INFORMATION GIVEN
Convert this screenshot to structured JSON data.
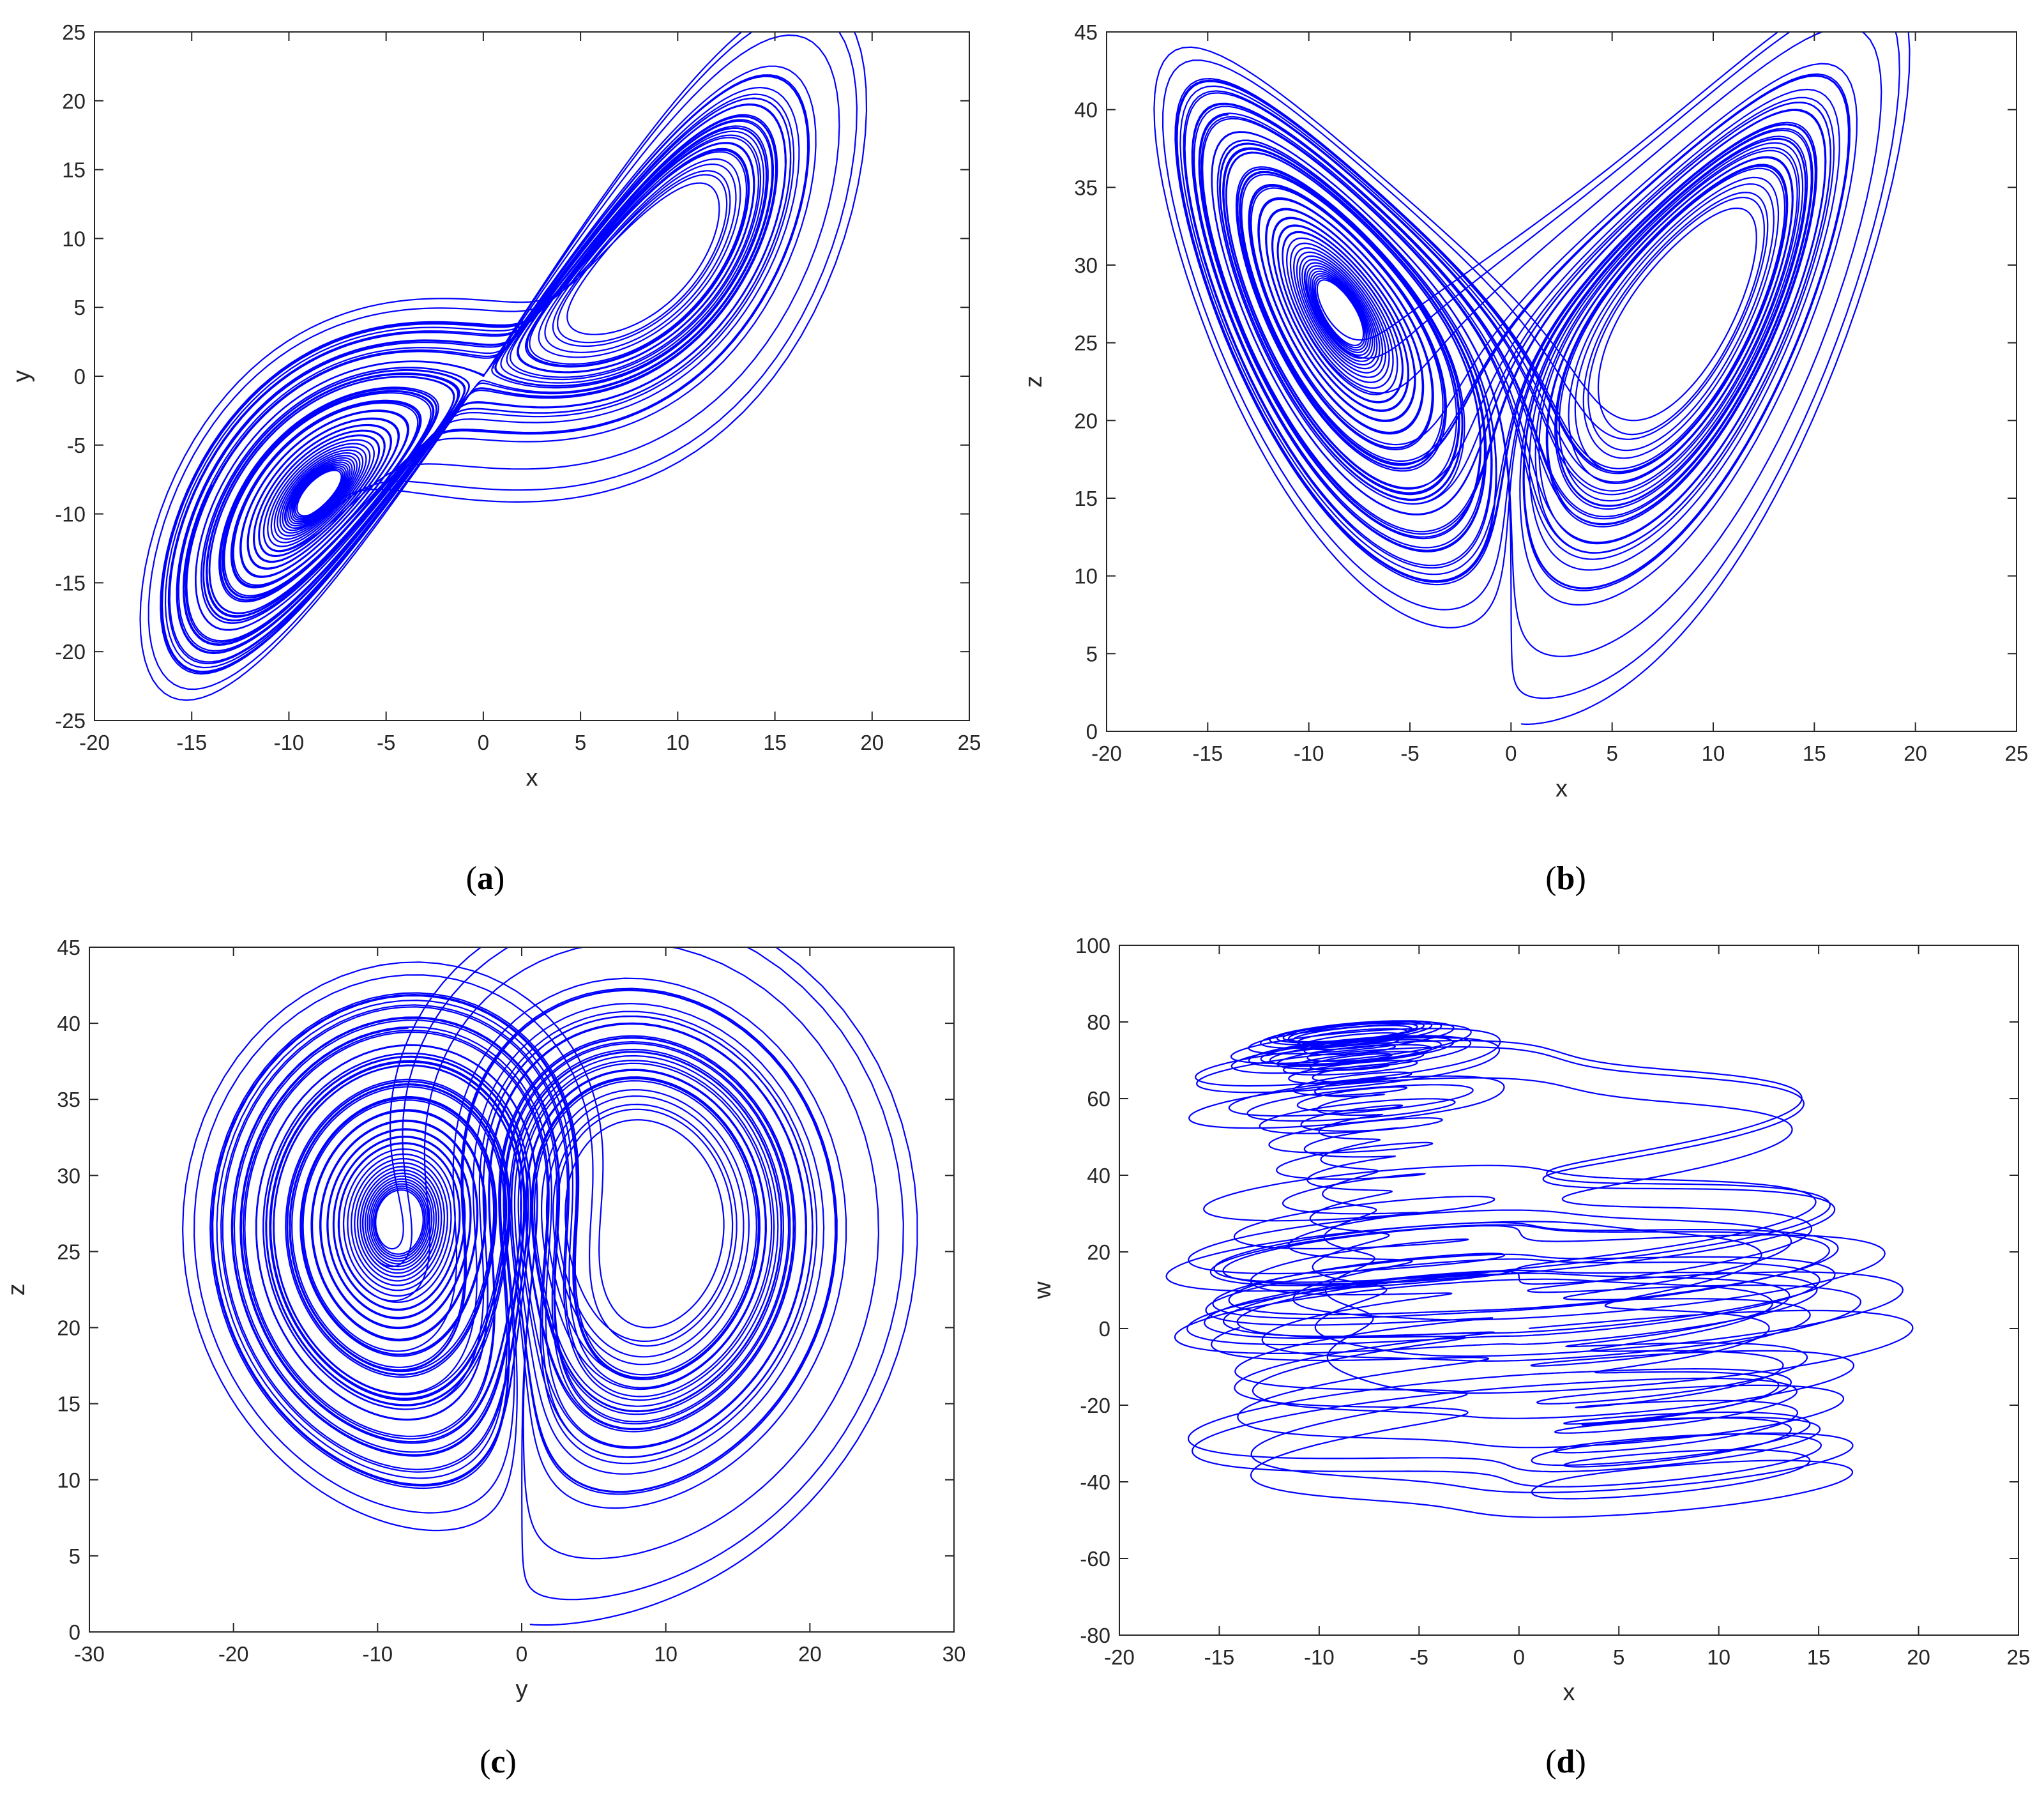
{
  "line_color": "#0000ff",
  "chart_data": [
    {
      "type": "line",
      "panel": "a",
      "xlabel": "x",
      "ylabel": "y",
      "xlim": [
        -20,
        25
      ],
      "ylim": [
        -25,
        25
      ],
      "xticks": [
        -20,
        -15,
        -10,
        -5,
        0,
        5,
        10,
        15,
        20,
        25
      ],
      "yticks": [
        -25,
        -20,
        -15,
        -10,
        -5,
        0,
        5,
        10,
        15,
        20,
        25
      ],
      "xtick_labels": [
        "-20",
        "-15",
        "-10",
        "-5",
        "0",
        "5",
        "10",
        "15",
        "20",
        "25"
      ],
      "ytick_labels": [
        "-25",
        "-20",
        "-15",
        "-10",
        "-5",
        "0",
        "5",
        "10",
        "15",
        "20",
        "25"
      ],
      "grid": false,
      "series_axes": [
        "x",
        "y"
      ]
    },
    {
      "type": "line",
      "panel": "b",
      "xlabel": "x",
      "ylabel": "z",
      "xlim": [
        -20,
        25
      ],
      "ylim": [
        0,
        45
      ],
      "xticks": [
        -20,
        -15,
        -10,
        -5,
        0,
        5,
        10,
        15,
        20,
        25
      ],
      "yticks": [
        0,
        5,
        10,
        15,
        20,
        25,
        30,
        35,
        40,
        45
      ],
      "xtick_labels": [
        "-20",
        "-15",
        "-10",
        "-5",
        "0",
        "5",
        "10",
        "15",
        "20",
        "25"
      ],
      "ytick_labels": [
        "0",
        "5",
        "10",
        "15",
        "20",
        "25",
        "30",
        "35",
        "40",
        "45"
      ],
      "grid": false,
      "series_axes": [
        "x",
        "z"
      ]
    },
    {
      "type": "line",
      "panel": "c",
      "xlabel": "y",
      "ylabel": "z",
      "xlim": [
        -30,
        30
      ],
      "ylim": [
        0,
        45
      ],
      "xticks": [
        -30,
        -20,
        -10,
        0,
        10,
        20,
        30
      ],
      "yticks": [
        0,
        5,
        10,
        15,
        20,
        25,
        30,
        35,
        40,
        45
      ],
      "xtick_labels": [
        "-30",
        "-20",
        "-10",
        "0",
        "10",
        "20",
        "30"
      ],
      "ytick_labels": [
        "0",
        "5",
        "10",
        "15",
        "20",
        "25",
        "30",
        "35",
        "40",
        "45"
      ],
      "grid": false,
      "series_axes": [
        "y",
        "z"
      ]
    },
    {
      "type": "line",
      "panel": "d",
      "xlabel": "x",
      "ylabel": "w",
      "xlim": [
        -20,
        25
      ],
      "ylim": [
        -80,
        100
      ],
      "xticks": [
        -20,
        -15,
        -10,
        -5,
        0,
        5,
        10,
        15,
        20,
        25
      ],
      "yticks": [
        -80,
        -60,
        -40,
        -20,
        0,
        20,
        40,
        60,
        80,
        100
      ],
      "xtick_labels": [
        "-20",
        "-15",
        "-10",
        "-5",
        "0",
        "5",
        "10",
        "15",
        "20",
        "25"
      ],
      "ytick_labels": [
        "-80",
        "-60",
        "-40",
        "-20",
        "0",
        "20",
        "40",
        "60",
        "80",
        "100"
      ],
      "grid": false,
      "series_axes": [
        "x",
        "w"
      ]
    }
  ],
  "captions": [
    {
      "open": "(",
      "letter": "a",
      "close": ")"
    },
    {
      "open": "(",
      "letter": "b",
      "close": ")"
    },
    {
      "open": "(",
      "letter": "c",
      "close": ")"
    },
    {
      "open": "(",
      "letter": "d",
      "close": ")"
    }
  ]
}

EXERCISE PROMPT
Extract the full listing above verbatim; pictures are to be left out of the copy.

OUTPUT BELOW
Convert this screenshot to structured JSON data.
{
  "line_color": "#0000ff",
  "chart_data": [
    {
      "type": "line",
      "panel": "a",
      "xlabel": "x",
      "ylabel": "y",
      "xlim": [
        -20,
        25
      ],
      "ylim": [
        -25,
        25
      ],
      "xticks": [
        -20,
        -15,
        -10,
        -5,
        0,
        5,
        10,
        15,
        20,
        25
      ],
      "yticks": [
        -25,
        -20,
        -15,
        -10,
        -5,
        0,
        5,
        10,
        15,
        20,
        25
      ],
      "xtick_labels": [
        "-20",
        "-15",
        "-10",
        "-5",
        "0",
        "5",
        "10",
        "15",
        "20",
        "25"
      ],
      "ytick_labels": [
        "-25",
        "-20",
        "-15",
        "-10",
        "-5",
        "0",
        "5",
        "10",
        "15",
        "20",
        "25"
      ],
      "grid": false,
      "series_axes": [
        "x",
        "y"
      ]
    },
    {
      "type": "line",
      "panel": "b",
      "xlabel": "x",
      "ylabel": "z",
      "xlim": [
        -20,
        25
      ],
      "ylim": [
        0,
        45
      ],
      "xticks": [
        -20,
        -15,
        -10,
        -5,
        0,
        5,
        10,
        15,
        20,
        25
      ],
      "yticks": [
        0,
        5,
        10,
        15,
        20,
        25,
        30,
        35,
        40,
        45
      ],
      "xtick_labels": [
        "-20",
        "-15",
        "-10",
        "-5",
        "0",
        "5",
        "10",
        "15",
        "20",
        "25"
      ],
      "ytick_labels": [
        "0",
        "5",
        "10",
        "15",
        "20",
        "25",
        "30",
        "35",
        "40",
        "45"
      ],
      "grid": false,
      "series_axes": [
        "x",
        "z"
      ]
    },
    {
      "type": "line",
      "panel": "c",
      "xlabel": "y",
      "ylabel": "z",
      "xlim": [
        -30,
        30
      ],
      "ylim": [
        0,
        45
      ],
      "xticks": [
        -30,
        -20,
        -10,
        0,
        10,
        20,
        30
      ],
      "yticks": [
        0,
        5,
        10,
        15,
        20,
        25,
        30,
        35,
        40,
        45
      ],
      "xtick_labels": [
        "-30",
        "-20",
        "-10",
        "0",
        "10",
        "20",
        "30"
      ],
      "ytick_labels": [
        "0",
        "5",
        "10",
        "15",
        "20",
        "25",
        "30",
        "35",
        "40",
        "45"
      ],
      "grid": false,
      "series_axes": [
        "y",
        "z"
      ]
    },
    {
      "type": "line",
      "panel": "d",
      "xlabel": "x",
      "ylabel": "w",
      "xlim": [
        -20,
        25
      ],
      "ylim": [
        -80,
        100
      ],
      "xticks": [
        -20,
        -15,
        -10,
        -5,
        0,
        5,
        10,
        15,
        20,
        25
      ],
      "yticks": [
        -80,
        -60,
        -40,
        -20,
        0,
        20,
        40,
        60,
        80,
        100
      ],
      "xtick_labels": [
        "-20",
        "-15",
        "-10",
        "-5",
        "0",
        "5",
        "10",
        "15",
        "20",
        "25"
      ],
      "ytick_labels": [
        "-80",
        "-60",
        "-40",
        "-20",
        "0",
        "20",
        "40",
        "60",
        "80",
        "100"
      ],
      "grid": false,
      "series_axes": [
        "x",
        "w"
      ]
    }
  ],
  "captions": [
    {
      "open": "(",
      "letter": "a",
      "close": ")"
    },
    {
      "open": "(",
      "letter": "b",
      "close": ")"
    },
    {
      "open": "(",
      "letter": "c",
      "close": ")"
    },
    {
      "open": "(",
      "letter": "d",
      "close": ")"
    }
  ]
}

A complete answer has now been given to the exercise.